▸ Task goal:
Every record should be repeated exactly, except that pictures are left out.

● ● ●

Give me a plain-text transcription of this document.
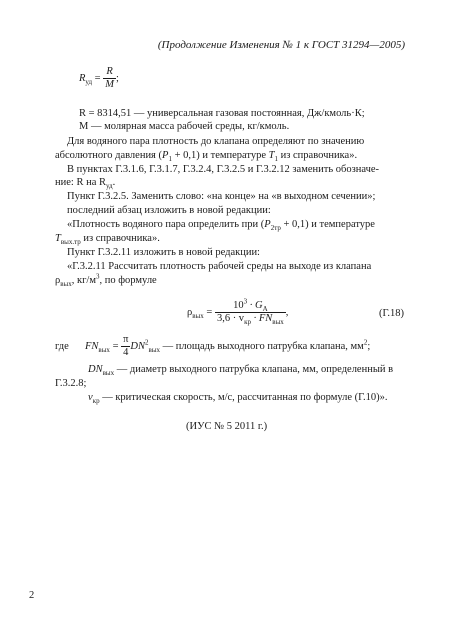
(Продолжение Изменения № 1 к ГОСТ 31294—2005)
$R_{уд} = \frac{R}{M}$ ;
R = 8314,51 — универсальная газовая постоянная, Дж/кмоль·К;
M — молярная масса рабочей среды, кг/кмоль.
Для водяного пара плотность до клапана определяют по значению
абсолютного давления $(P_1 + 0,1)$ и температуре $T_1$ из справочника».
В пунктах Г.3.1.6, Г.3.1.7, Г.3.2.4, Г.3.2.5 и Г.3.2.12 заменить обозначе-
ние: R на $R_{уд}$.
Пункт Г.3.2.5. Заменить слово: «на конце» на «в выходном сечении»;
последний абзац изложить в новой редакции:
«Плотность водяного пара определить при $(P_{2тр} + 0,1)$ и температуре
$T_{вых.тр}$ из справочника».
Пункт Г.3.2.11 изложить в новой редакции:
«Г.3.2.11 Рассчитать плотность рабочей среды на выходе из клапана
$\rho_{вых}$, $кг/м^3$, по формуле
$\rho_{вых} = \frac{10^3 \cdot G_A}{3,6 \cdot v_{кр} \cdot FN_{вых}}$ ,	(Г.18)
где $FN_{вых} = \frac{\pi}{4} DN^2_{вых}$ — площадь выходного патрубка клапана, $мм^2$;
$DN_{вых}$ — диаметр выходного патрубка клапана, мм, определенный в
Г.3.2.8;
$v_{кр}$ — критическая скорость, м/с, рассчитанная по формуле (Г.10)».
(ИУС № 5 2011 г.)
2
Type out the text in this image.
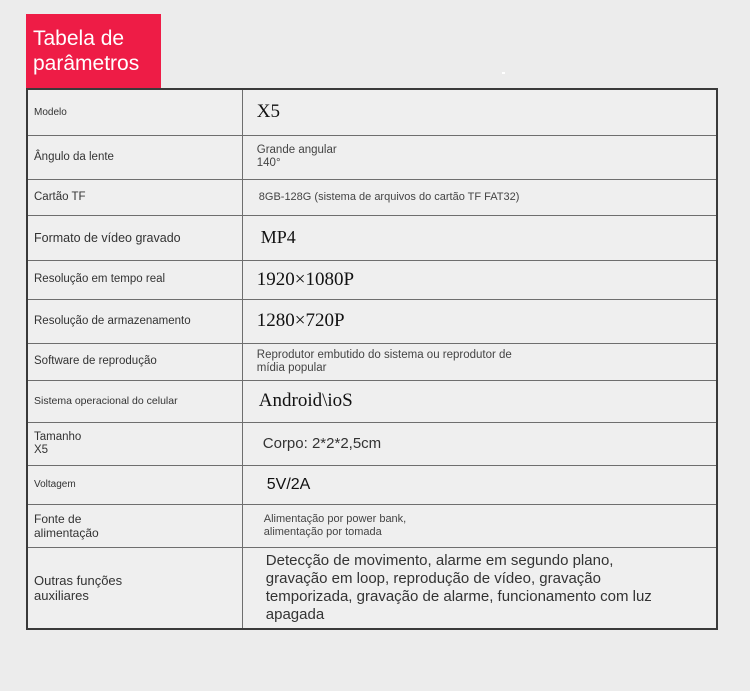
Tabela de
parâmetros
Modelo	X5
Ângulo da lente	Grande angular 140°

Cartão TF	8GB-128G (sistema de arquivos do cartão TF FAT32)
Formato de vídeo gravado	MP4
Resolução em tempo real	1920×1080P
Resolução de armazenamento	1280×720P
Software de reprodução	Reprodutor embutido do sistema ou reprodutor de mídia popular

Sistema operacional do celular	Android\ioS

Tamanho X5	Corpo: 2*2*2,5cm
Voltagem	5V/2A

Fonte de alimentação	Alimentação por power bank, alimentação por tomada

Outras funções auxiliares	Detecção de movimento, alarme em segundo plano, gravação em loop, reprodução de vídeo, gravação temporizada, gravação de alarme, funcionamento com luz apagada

● ● ●

▸ Result:
Give me a plain-text transcription of this document.
(Продолжение Изменения № 1 к ГОСТ 31294—2005)
$R_{уд} = \frac{R}{M}$ ;
R = 8314,51 — универсальная газовая постоянная, Дж/кмоль·К;
M — молярная масса рабочей среды, кг/кмоль.
Для водяного пара плотность до клапана определяют по значению
абсолютного давления $(P_1 + 0,1)$ и температуре $T_1$ из справочника».
В пунктах Г.3.1.6, Г.3.1.7, Г.3.2.4, Г.3.2.5 и Г.3.2.12 заменить обозначе-
ние: R на $R_{уд}$.
Пункт Г.3.2.5. Заменить слово: «на конце» на «в выходном сечении»;
последний абзац изложить в новой редакции:
«Плотность водяного пара определить при $(P_{2тр} + 0,1)$ и температуре
$T_{вых.тр}$ из справочника».
Пункт Г.3.2.11 изложить в новой редакции:
«Г.3.2.11 Рассчитать плотность рабочей среды на выходе из клапана
$\rho_{вых}$, $кг/м^3$, по формуле
$\rho_{вых} = \frac{10^3 \cdot G_A}{3,6 \cdot v_{кр} \cdot FN_{вых}}$ ,	(Г.18)
где $FN_{вых} = \frac{\pi}{4} DN^2_{вых}$ — площадь выходного патрубка клапана, $мм^2$;
$DN_{вых}$ — диаметр выходного патрубка клапана, мм, определенный в
Г.3.2.8;
$v_{кр}$ — критическая скорость, м/с, рассчитанная по формуле (Г.10)».
(ИУС № 5 2011 г.)
2
Type out the text in this image.
Tabela de
parâmetros
Modelo	X5
Ângulo da lente	Grande angular 140°

Cartão TF	8GB-128G (sistema de arquivos do cartão TF FAT32)
Formato de vídeo gravado	MP4
Resolução em tempo real	1920×1080P
Resolução de armazenamento	1280×720P
Software de reprodução	Reprodutor embutido do sistema ou reprodutor de mídia popular

Sistema operacional do celular	Android\ioS

Tamanho X5	Corpo: 2*2*2,5cm
Voltagem	5V/2A

Fonte de alimentação	Alimentação por power bank, alimentação por tomada

Outras funções auxiliares	Detecção de movimento, alarme em segundo plano, gravação em loop, reprodução de vídeo, gravação temporizada, gravação de alarme, funcionamento com luz apagada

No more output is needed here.